# EXERCISE GOAL:
Take the material and output all of it exactly.

# ENTRIES PROVIDED:
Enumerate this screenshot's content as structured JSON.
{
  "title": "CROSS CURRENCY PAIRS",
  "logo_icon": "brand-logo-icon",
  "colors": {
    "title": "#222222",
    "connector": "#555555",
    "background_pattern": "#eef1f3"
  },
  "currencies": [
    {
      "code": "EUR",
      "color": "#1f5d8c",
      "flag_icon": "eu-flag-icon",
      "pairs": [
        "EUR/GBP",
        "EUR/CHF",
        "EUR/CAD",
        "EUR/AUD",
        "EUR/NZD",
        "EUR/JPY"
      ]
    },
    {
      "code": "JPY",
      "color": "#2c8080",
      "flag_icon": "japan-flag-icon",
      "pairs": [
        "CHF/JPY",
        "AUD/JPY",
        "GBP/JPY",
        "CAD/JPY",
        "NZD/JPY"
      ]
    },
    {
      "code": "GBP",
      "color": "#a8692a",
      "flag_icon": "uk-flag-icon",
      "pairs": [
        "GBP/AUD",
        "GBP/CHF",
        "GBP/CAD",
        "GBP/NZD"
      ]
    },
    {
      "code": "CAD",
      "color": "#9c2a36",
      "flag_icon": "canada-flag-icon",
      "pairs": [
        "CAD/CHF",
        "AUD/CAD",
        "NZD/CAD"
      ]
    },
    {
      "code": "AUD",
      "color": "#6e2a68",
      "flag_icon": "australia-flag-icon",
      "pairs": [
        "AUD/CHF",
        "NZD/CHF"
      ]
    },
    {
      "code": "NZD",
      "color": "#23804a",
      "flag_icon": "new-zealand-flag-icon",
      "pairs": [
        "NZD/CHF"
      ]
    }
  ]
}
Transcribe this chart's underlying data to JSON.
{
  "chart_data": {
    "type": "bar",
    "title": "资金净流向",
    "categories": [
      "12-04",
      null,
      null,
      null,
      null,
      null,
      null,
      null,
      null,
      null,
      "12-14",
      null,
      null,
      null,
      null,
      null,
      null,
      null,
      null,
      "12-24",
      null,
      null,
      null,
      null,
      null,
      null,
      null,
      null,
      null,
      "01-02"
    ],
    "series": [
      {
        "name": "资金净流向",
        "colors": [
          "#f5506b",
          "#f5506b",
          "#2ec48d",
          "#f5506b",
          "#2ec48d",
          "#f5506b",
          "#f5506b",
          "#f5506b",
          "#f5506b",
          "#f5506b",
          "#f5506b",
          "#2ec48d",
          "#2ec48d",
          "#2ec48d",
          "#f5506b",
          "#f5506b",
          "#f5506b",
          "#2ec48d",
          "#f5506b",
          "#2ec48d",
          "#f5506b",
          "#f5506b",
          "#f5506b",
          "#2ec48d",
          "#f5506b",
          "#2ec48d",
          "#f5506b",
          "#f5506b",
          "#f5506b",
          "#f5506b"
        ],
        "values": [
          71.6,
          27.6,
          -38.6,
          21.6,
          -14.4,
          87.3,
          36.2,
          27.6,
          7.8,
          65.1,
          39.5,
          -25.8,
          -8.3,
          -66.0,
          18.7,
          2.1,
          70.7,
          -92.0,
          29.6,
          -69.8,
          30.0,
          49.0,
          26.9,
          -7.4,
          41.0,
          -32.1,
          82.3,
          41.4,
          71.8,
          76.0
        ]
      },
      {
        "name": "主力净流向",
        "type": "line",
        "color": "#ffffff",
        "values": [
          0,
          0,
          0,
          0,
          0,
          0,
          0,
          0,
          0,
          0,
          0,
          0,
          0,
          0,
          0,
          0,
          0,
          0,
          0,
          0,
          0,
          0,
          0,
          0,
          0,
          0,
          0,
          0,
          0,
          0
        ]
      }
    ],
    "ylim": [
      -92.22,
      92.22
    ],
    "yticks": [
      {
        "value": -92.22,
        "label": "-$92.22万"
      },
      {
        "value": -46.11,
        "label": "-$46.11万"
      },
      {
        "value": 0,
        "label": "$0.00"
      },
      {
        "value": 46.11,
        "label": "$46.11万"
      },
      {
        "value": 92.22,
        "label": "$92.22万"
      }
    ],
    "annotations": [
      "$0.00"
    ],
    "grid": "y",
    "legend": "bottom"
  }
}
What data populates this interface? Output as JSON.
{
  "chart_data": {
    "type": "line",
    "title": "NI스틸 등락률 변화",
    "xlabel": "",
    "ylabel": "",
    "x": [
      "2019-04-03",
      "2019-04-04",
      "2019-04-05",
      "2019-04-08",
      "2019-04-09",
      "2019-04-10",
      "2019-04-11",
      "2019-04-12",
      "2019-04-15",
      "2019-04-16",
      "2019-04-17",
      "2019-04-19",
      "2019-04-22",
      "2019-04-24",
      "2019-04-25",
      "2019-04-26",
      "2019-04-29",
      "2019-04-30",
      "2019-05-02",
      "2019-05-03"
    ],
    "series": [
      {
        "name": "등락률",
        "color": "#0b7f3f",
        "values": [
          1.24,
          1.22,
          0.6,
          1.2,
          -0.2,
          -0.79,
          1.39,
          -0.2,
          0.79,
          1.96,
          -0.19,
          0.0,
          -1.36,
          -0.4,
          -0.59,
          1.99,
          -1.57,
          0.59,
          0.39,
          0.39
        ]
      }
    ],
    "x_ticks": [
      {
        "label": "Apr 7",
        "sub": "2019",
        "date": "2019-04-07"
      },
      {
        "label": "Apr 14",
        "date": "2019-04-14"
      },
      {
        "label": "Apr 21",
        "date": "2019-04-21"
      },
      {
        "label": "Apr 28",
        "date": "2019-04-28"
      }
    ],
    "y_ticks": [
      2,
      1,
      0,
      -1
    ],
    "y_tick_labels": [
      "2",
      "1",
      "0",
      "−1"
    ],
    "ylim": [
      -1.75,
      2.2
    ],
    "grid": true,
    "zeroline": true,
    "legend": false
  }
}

# OUTPUT FOR THIS TASK:
Enumerate this screenshot's content as structured JSON.
{
  "title": "CROSS CURRENCY PAIRS",
  "logo_icon": "brand-logo-icon",
  "colors": {
    "title": "#222222",
    "connector": "#555555",
    "background_pattern": "#eef1f3"
  },
  "currencies": [
    {
      "code": "EUR",
      "color": "#1f5d8c",
      "flag_icon": "eu-flag-icon",
      "pairs": [
        "EUR/GBP",
        "EUR/CHF",
        "EUR/CAD",
        "EUR/AUD",
        "EUR/NZD",
        "EUR/JPY"
      ]
    },
    {
      "code": "JPY",
      "color": "#2c8080",
      "flag_icon": "japan-flag-icon",
      "pairs": [
        "CHF/JPY",
        "AUD/JPY",
        "GBP/JPY",
        "CAD/JPY",
        "NZD/JPY"
      ]
    },
    {
      "code": "GBP",
      "color": "#a8692a",
      "flag_icon": "uk-flag-icon",
      "pairs": [
        "GBP/AUD",
        "GBP/CHF",
        "GBP/CAD",
        "GBP/NZD"
      ]
    },
    {
      "code": "CAD",
      "color": "#9c2a36",
      "flag_icon": "canada-flag-icon",
      "pairs": [
        "CAD/CHF",
        "AUD/CAD",
        "NZD/CAD"
      ]
    },
    {
      "code": "AUD",
      "color": "#6e2a68",
      "flag_icon": "australia-flag-icon",
      "pairs": [
        "AUD/CHF",
        "NZD/CHF"
      ]
    },
    {
      "code": "NZD",
      "color": "#23804a",
      "flag_icon": "new-zealand-flag-icon",
      "pairs": [
        "NZD/CHF"
      ]
    }
  ]
}
Transcribe this chart's underlying data to JSON.
{
  "chart_data": {
    "type": "bar",
    "title": "资金净流向",
    "categories": [
      "12-04",
      null,
      null,
      null,
      null,
      null,
      null,
      null,
      null,
      null,
      "12-14",
      null,
      null,
      null,
      null,
      null,
      null,
      null,
      null,
      "12-24",
      null,
      null,
      null,
      null,
      null,
      null,
      null,
      null,
      null,
      "01-02"
    ],
    "series": [
      {
        "name": "资金净流向",
        "colors": [
          "#f5506b",
          "#f5506b",
          "#2ec48d",
          "#f5506b",
          "#2ec48d",
          "#f5506b",
          "#f5506b",
          "#f5506b",
          "#f5506b",
          "#f5506b",
          "#f5506b",
          "#2ec48d",
          "#2ec48d",
          "#2ec48d",
          "#f5506b",
          "#f5506b",
          "#f5506b",
          "#2ec48d",
          "#f5506b",
          "#2ec48d",
          "#f5506b",
          "#f5506b",
          "#f5506b",
          "#2ec48d",
          "#f5506b",
          "#2ec48d",
          "#f5506b",
          "#f5506b",
          "#f5506b",
          "#f5506b"
        ],
        "values": [
          71.6,
          27.6,
          -38.6,
          21.6,
          -14.4,
          87.3,
          36.2,
          27.6,
          7.8,
          65.1,
          39.5,
          -25.8,
          -8.3,
          -66.0,
          18.7,
          2.1,
          70.7,
          -92.0,
          29.6,
          -69.8,
          30.0,
          49.0,
          26.9,
          -7.4,
          41.0,
          -32.1,
          82.3,
          41.4,
          71.8,
          76.0
        ]
      },
      {
        "name": "主力净流向",
        "type": "line",
        "color": "#ffffff",
        "values": [
          0,
          0,
          0,
          0,
          0,
          0,
          0,
          0,
          0,
          0,
          0,
          0,
          0,
          0,
          0,
          0,
          0,
          0,
          0,
          0,
          0,
          0,
          0,
          0,
          0,
          0,
          0,
          0,
          0,
          0
        ]
      }
    ],
    "ylim": [
      -92.22,
      92.22
    ],
    "yticks": [
      {
        "value": -92.22,
        "label": "-$92.22万"
      },
      {
        "value": -46.11,
        "label": "-$46.11万"
      },
      {
        "value": 0,
        "label": "$0.00"
      },
      {
        "value": 46.11,
        "label": "$46.11万"
      },
      {
        "value": 92.22,
        "label": "$92.22万"
      }
    ],
    "annotations": [
      "$0.00"
    ],
    "grid": "y",
    "legend": "bottom"
  }
}
What data populates this interface? Output as JSON.
{
  "chart_data": {
    "type": "line",
    "title": "NI스틸 등락률 변화",
    "xlabel": "",
    "ylabel": "",
    "x": [
      "2019-04-03",
      "2019-04-04",
      "2019-04-05",
      "2019-04-08",
      "2019-04-09",
      "2019-04-10",
      "2019-04-11",
      "2019-04-12",
      "2019-04-15",
      "2019-04-16",
      "2019-04-17",
      "2019-04-19",
      "2019-04-22",
      "2019-04-24",
      "2019-04-25",
      "2019-04-26",
      "2019-04-29",
      "2019-04-30",
      "2019-05-02",
      "2019-05-03"
    ],
    "series": [
      {
        "name": "등락률",
        "color": "#0b7f3f",
        "values": [
          1.24,
          1.22,
          0.6,
          1.2,
          -0.2,
          -0.79,
          1.39,
          -0.2,
          0.79,
          1.96,
          -0.19,
          0.0,
          -1.36,
          -0.4,
          -0.59,
          1.99,
          -1.57,
          0.59,
          0.39,
          0.39
        ]
      }
    ],
    "x_ticks": [
      {
        "label": "Apr 7",
        "sub": "2019",
        "date": "2019-04-07"
      },
      {
        "label": "Apr 14",
        "date": "2019-04-14"
      },
      {
        "label": "Apr 21",
        "date": "2019-04-21"
      },
      {
        "label": "Apr 28",
        "date": "2019-04-28"
      }
    ],
    "y_ticks": [
      2,
      1,
      0,
      -1
    ],
    "y_tick_labels": [
      "2",
      "1",
      "0",
      "−1"
    ],
    "ylim": [
      -1.75,
      2.2
    ],
    "grid": true,
    "zeroline": true,
    "legend": false
  }
}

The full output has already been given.